### Set problem
Scan the data below. Pull out each line where "karşımıza" occurs.

§

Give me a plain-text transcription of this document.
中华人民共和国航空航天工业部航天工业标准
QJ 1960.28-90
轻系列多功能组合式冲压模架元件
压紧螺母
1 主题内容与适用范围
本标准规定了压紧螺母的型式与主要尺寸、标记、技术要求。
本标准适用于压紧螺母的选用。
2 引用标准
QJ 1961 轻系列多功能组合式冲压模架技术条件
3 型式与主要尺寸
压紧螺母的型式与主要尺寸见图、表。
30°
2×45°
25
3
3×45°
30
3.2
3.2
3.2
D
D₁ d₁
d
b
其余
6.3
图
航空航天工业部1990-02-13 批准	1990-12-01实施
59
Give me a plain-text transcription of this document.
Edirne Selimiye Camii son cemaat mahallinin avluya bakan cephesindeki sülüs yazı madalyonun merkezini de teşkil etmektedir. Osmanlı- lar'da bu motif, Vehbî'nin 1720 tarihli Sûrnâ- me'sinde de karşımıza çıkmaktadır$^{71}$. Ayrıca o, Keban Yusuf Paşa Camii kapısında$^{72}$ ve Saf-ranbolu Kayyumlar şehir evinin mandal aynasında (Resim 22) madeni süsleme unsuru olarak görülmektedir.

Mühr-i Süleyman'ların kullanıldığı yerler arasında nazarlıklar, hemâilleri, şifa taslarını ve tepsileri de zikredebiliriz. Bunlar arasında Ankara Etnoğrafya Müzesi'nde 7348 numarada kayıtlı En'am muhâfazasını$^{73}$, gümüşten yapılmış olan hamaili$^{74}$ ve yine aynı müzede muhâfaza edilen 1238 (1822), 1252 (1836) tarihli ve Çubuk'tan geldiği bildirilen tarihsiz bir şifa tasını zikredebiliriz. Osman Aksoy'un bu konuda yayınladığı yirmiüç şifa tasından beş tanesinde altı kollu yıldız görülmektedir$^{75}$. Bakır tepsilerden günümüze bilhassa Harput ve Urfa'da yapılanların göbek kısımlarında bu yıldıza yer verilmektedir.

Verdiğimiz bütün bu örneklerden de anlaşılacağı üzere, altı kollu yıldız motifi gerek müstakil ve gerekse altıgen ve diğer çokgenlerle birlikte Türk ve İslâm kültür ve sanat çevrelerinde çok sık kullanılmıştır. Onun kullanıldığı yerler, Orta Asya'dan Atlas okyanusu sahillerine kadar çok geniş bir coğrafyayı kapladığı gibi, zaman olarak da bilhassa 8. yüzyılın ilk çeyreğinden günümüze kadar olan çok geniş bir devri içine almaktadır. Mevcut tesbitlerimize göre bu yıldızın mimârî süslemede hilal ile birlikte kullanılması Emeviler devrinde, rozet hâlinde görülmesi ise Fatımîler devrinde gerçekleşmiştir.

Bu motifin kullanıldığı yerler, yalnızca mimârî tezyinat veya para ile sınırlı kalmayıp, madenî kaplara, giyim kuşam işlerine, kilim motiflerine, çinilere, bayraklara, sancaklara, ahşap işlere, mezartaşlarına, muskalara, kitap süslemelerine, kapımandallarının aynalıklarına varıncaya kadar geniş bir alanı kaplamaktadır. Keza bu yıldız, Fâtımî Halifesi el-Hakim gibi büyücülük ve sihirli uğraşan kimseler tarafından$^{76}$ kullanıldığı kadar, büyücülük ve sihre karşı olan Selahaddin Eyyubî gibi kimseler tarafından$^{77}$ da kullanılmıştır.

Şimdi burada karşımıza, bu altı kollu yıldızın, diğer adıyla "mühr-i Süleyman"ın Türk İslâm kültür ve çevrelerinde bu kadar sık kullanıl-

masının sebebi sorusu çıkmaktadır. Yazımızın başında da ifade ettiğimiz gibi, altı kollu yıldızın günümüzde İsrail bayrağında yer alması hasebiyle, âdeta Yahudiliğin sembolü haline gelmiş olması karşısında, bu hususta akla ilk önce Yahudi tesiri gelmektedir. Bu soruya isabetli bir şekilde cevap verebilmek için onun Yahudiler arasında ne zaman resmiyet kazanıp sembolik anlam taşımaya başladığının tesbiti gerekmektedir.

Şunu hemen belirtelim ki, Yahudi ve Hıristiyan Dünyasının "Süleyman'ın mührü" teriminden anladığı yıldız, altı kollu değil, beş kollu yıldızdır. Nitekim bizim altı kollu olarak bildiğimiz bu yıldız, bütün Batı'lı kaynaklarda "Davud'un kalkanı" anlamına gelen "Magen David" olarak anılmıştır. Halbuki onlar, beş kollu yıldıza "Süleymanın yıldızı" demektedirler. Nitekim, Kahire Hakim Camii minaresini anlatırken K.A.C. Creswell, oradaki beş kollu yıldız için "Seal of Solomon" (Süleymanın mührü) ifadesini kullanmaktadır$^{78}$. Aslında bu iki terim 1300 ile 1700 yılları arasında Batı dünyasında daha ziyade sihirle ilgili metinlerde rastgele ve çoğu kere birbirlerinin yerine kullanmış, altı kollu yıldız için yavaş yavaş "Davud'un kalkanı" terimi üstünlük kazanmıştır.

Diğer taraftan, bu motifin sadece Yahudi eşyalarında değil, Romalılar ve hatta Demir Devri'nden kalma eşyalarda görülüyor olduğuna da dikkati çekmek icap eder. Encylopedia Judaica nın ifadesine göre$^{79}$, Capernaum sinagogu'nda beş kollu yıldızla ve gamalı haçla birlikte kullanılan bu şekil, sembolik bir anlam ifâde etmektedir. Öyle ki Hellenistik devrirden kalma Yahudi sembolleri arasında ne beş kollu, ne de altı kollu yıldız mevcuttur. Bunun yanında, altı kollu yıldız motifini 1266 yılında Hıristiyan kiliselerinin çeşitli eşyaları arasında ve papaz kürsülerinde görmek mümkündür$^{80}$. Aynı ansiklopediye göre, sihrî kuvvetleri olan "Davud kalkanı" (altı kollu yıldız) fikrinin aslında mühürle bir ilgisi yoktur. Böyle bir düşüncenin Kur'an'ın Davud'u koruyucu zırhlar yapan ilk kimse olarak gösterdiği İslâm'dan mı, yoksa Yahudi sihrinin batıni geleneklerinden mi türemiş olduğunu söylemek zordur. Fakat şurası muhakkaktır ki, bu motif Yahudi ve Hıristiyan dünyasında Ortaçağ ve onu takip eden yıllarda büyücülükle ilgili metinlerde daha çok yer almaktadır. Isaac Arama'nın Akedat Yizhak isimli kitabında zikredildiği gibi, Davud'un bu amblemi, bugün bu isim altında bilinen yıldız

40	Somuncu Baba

§

### Full solution
Edirne Selimiye Camii son cemaat mahallinin avluya bakan cephesindeki sülüs yazı madalyonun merkezini de teşkil etmektedir. Osmanlı- lar'da bu motif, Vehbî'nin 1720 tarihli Sûrnâ- me'sinde de karşımıza çıkmaktadır$^{71}$. Ayrıca o, Keban Yusuf Paşa Camii kapısında$^{72}$ ve Saf-ranbolu Kayyumlar şehir evinin mandal aynasında (Resim 22) madeni süsleme unsuru olarak görülmektedir.
Şimdi burada karşımıza, bu altı kollu yıldızın, diğer adıyla "mühr-i Süleyman"ın Türk İslâm kültür ve çevrelerinde bu kadar sık kullanıl-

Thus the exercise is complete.